Work instructions: Pictures in the listing should not be copied. Reproduce, word for word, each line from the one holding "Decode this image" through the final line.

Dataset excerpts:
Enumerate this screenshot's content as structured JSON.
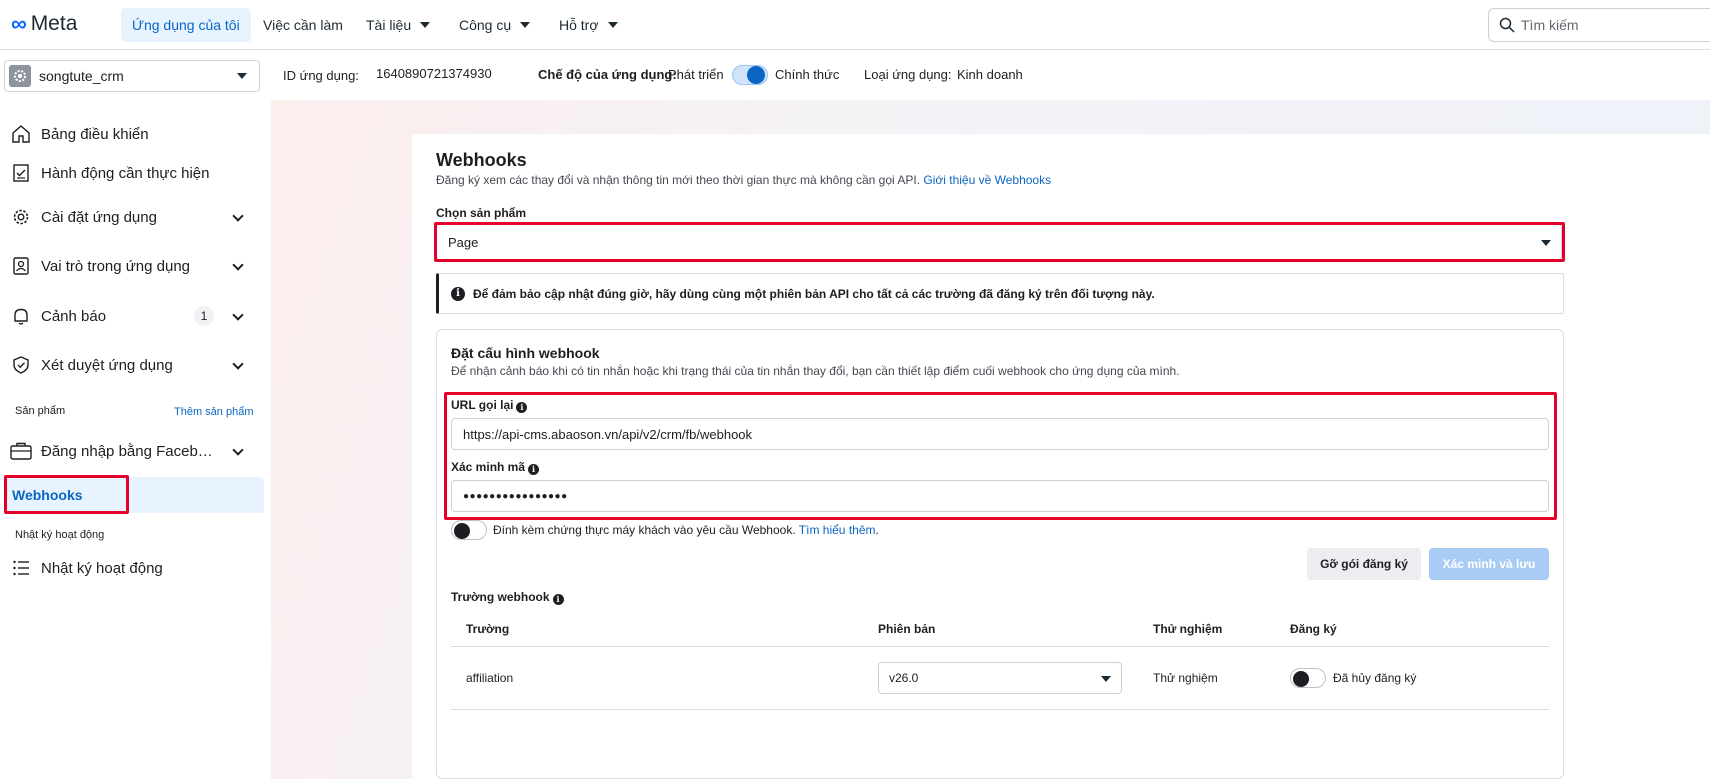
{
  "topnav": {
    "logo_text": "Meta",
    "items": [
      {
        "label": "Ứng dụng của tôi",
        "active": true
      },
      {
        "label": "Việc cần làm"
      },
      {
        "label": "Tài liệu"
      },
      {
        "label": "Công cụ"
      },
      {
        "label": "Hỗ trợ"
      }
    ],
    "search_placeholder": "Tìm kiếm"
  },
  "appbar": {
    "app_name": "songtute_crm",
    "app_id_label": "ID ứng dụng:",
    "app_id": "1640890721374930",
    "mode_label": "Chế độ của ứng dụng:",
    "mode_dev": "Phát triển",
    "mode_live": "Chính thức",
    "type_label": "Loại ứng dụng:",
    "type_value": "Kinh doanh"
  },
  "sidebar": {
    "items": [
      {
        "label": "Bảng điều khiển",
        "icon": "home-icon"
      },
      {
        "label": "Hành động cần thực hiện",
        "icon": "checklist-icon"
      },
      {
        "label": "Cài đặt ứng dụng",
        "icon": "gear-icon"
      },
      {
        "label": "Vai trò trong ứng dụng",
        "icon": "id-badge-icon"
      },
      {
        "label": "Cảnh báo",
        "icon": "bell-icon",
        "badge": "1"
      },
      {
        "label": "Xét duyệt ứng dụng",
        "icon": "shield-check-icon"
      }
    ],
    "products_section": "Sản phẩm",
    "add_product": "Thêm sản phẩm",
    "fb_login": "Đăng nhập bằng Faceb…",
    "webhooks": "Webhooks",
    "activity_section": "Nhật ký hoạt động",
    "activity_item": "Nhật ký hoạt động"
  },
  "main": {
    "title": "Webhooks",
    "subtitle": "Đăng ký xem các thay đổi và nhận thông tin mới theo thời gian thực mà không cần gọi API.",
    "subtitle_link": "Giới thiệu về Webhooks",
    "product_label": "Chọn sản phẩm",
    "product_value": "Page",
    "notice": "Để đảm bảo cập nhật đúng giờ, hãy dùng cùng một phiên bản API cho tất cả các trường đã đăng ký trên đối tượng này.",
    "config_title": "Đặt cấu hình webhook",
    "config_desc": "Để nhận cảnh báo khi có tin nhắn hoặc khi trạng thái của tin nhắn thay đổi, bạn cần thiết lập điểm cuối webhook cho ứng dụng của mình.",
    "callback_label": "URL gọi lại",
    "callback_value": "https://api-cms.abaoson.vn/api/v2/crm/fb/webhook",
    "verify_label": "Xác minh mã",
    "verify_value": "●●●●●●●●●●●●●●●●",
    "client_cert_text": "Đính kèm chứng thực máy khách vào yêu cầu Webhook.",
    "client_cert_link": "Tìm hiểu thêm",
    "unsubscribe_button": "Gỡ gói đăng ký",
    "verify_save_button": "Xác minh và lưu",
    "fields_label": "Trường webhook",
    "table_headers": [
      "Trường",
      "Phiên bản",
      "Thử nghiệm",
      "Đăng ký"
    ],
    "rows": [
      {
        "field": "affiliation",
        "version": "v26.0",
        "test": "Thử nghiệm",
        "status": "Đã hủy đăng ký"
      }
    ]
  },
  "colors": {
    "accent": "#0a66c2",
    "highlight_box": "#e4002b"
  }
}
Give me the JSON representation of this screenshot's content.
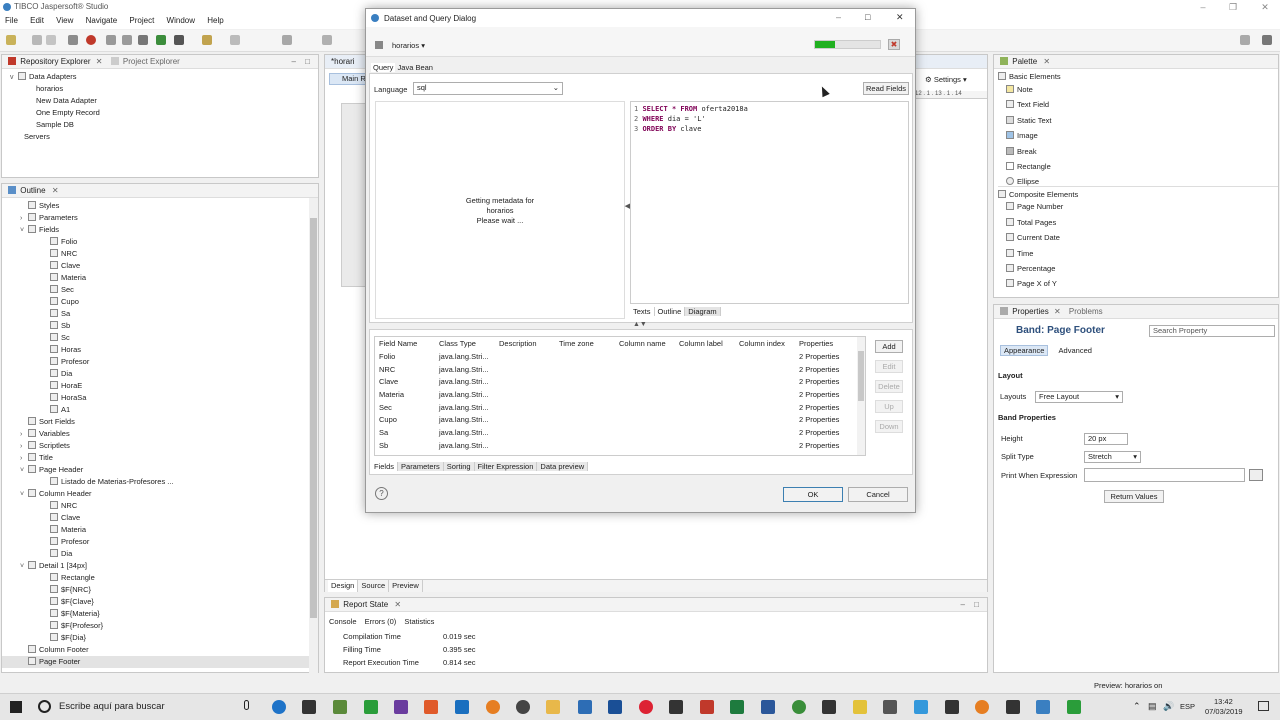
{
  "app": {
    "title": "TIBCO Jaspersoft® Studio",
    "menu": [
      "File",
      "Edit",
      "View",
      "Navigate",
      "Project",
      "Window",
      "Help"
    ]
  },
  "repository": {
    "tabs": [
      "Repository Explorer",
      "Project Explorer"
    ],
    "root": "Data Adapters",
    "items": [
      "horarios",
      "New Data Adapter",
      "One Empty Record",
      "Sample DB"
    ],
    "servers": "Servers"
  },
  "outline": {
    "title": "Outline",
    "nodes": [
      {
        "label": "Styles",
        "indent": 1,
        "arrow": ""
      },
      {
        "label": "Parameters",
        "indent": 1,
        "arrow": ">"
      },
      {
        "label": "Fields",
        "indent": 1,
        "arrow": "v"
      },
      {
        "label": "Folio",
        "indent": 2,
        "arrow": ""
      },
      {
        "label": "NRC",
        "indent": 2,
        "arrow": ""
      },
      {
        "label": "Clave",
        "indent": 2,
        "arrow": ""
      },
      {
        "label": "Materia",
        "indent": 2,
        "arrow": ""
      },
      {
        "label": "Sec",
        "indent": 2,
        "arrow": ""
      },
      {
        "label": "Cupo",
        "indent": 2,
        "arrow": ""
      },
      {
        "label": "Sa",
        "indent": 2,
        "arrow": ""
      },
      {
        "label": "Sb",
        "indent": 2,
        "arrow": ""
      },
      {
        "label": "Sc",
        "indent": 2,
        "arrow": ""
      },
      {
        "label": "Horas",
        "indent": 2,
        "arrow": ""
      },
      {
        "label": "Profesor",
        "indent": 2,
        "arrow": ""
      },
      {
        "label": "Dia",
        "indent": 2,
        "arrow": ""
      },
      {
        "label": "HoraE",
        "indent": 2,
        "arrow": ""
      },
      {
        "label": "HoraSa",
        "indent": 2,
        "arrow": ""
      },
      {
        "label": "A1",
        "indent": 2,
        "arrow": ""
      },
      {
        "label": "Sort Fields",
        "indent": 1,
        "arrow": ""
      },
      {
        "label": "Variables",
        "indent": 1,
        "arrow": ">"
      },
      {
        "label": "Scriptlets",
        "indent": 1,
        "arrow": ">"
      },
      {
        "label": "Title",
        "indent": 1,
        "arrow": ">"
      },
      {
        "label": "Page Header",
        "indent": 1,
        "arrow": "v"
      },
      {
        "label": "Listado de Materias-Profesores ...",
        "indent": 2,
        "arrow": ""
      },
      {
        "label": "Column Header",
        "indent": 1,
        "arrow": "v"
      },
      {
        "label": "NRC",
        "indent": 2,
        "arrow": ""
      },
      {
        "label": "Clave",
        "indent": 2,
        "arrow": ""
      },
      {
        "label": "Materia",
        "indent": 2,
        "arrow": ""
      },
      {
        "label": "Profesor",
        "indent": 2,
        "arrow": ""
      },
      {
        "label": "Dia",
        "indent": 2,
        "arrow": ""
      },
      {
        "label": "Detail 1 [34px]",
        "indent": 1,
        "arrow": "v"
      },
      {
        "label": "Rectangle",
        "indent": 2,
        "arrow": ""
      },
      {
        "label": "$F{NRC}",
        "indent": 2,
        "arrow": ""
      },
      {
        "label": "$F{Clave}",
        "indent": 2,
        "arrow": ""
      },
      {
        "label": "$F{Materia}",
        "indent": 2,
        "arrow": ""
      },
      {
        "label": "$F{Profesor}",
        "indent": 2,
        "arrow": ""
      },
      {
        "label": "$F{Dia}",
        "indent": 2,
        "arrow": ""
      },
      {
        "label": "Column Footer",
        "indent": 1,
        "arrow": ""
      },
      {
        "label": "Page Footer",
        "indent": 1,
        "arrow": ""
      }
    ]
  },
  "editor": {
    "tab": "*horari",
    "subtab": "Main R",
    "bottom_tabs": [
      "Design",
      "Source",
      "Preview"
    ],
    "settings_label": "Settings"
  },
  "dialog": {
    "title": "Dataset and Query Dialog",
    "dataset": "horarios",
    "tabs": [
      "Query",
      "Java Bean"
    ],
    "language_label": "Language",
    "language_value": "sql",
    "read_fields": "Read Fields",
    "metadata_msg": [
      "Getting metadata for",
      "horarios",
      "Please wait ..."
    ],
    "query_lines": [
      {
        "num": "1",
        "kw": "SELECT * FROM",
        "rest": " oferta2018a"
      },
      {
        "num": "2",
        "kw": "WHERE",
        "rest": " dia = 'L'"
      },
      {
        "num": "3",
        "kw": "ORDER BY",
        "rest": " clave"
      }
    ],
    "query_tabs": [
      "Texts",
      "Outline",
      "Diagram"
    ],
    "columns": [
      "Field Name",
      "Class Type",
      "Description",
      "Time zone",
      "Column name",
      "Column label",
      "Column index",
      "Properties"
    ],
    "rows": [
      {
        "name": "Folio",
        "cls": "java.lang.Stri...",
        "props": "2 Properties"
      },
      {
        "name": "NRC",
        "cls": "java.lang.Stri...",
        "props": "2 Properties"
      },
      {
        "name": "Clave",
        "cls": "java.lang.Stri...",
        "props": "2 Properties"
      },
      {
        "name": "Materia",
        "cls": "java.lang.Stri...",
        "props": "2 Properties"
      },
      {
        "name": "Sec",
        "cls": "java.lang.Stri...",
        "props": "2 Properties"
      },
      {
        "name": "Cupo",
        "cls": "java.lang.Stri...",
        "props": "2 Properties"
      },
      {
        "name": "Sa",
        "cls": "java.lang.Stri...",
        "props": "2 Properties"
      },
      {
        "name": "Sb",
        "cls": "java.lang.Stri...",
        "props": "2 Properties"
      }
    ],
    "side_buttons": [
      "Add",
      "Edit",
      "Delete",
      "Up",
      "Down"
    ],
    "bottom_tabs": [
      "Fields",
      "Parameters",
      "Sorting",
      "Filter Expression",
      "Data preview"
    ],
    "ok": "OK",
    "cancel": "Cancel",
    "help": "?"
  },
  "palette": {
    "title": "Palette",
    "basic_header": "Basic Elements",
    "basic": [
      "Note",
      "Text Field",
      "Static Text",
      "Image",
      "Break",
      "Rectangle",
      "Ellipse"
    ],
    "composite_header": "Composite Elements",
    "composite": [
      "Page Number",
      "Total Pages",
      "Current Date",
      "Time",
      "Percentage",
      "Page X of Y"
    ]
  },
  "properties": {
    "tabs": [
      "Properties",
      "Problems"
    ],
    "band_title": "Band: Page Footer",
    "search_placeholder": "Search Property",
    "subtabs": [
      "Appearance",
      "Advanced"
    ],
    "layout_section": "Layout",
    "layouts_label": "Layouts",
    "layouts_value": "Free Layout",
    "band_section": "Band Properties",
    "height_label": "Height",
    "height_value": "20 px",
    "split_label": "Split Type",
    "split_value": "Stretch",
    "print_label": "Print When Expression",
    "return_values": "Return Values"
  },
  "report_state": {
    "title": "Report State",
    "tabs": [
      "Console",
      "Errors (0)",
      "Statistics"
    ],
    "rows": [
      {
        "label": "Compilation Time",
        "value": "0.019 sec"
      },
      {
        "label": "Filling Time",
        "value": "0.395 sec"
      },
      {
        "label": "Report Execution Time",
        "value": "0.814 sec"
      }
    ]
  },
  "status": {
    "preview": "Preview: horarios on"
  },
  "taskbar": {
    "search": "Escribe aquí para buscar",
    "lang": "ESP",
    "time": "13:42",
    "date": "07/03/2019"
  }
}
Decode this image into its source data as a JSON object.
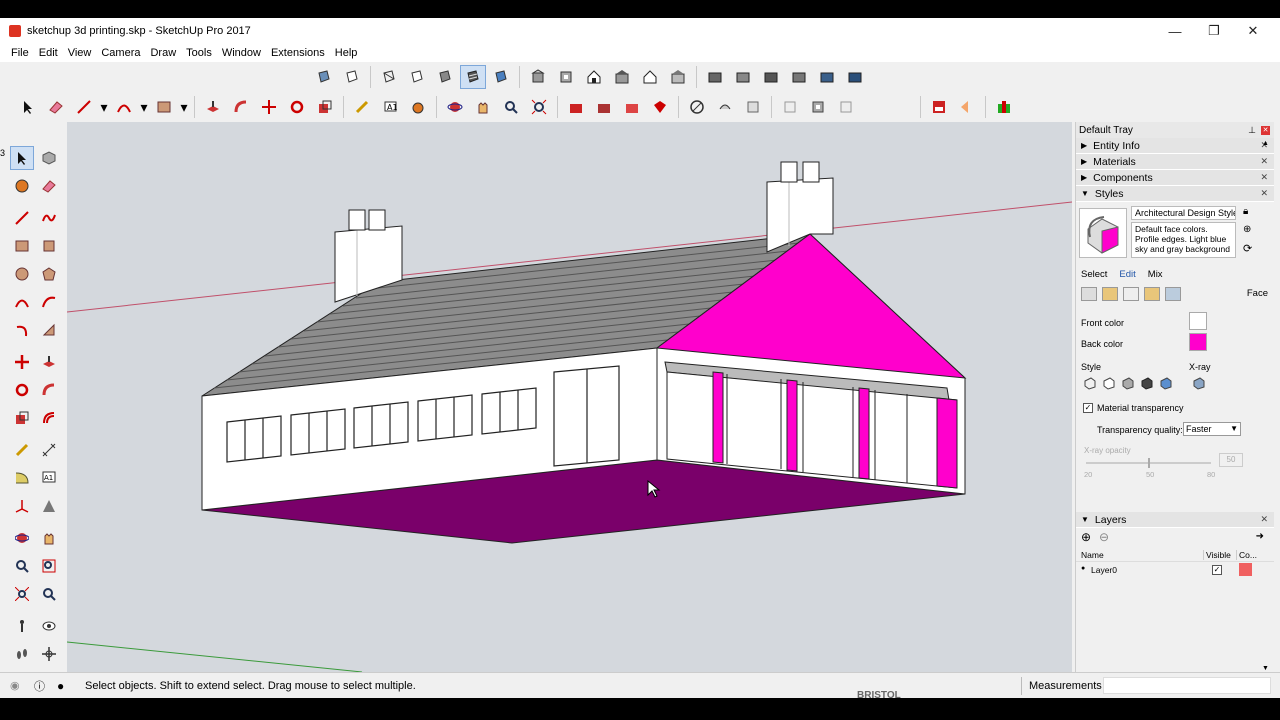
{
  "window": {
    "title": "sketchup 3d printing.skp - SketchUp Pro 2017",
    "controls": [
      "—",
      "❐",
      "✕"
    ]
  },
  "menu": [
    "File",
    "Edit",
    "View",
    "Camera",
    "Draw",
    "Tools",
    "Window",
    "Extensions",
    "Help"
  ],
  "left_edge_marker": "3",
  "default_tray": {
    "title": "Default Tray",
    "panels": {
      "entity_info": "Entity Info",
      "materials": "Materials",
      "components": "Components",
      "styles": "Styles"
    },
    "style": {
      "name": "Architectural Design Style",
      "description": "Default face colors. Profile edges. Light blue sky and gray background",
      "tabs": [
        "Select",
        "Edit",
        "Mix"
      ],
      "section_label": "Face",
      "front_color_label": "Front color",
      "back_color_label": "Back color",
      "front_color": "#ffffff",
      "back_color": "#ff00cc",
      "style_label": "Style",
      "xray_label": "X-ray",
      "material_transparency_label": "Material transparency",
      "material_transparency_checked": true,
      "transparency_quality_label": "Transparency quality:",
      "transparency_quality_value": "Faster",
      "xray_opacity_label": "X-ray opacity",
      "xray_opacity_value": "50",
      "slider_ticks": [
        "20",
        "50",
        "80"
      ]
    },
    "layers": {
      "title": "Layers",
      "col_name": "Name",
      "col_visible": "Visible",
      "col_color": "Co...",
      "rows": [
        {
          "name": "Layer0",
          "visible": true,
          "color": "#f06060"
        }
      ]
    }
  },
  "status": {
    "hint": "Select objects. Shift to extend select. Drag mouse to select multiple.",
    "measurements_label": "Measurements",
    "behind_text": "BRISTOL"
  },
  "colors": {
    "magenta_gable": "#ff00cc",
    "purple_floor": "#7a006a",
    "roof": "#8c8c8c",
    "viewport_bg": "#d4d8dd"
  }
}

Answer to this task:
Decode this image into its source data as a JSON object.
{
  "window": {
    "title": "sketchup 3d printing.skp - SketchUp Pro 2017",
    "controls": [
      "—",
      "❐",
      "✕"
    ]
  },
  "menu": [
    "File",
    "Edit",
    "View",
    "Camera",
    "Draw",
    "Tools",
    "Window",
    "Extensions",
    "Help"
  ],
  "left_edge_marker": "3",
  "default_tray": {
    "title": "Default Tray",
    "panels": {
      "entity_info": "Entity Info",
      "materials": "Materials",
      "components": "Components",
      "styles": "Styles"
    },
    "style": {
      "name": "Architectural Design Style",
      "description": "Default face colors. Profile edges. Light blue sky and gray background",
      "tabs": [
        "Select",
        "Edit",
        "Mix"
      ],
      "section_label": "Face",
      "front_color_label": "Front color",
      "back_color_label": "Back color",
      "front_color": "#ffffff",
      "back_color": "#ff00cc",
      "style_label": "Style",
      "xray_label": "X-ray",
      "material_transparency_label": "Material transparency",
      "material_transparency_checked": true,
      "transparency_quality_label": "Transparency quality:",
      "transparency_quality_value": "Faster",
      "xray_opacity_label": "X-ray opacity",
      "xray_opacity_value": "50",
      "slider_ticks": [
        "20",
        "50",
        "80"
      ]
    },
    "layers": {
      "title": "Layers",
      "col_name": "Name",
      "col_visible": "Visible",
      "col_color": "Co...",
      "rows": [
        {
          "name": "Layer0",
          "visible": true,
          "color": "#f06060"
        }
      ]
    }
  },
  "status": {
    "hint": "Select objects. Shift to extend select. Drag mouse to select multiple.",
    "measurements_label": "Measurements",
    "behind_text": "BRISTOL"
  },
  "colors": {
    "magenta_gable": "#ff00cc",
    "purple_floor": "#7a006a",
    "roof": "#8c8c8c",
    "viewport_bg": "#d4d8dd"
  }
}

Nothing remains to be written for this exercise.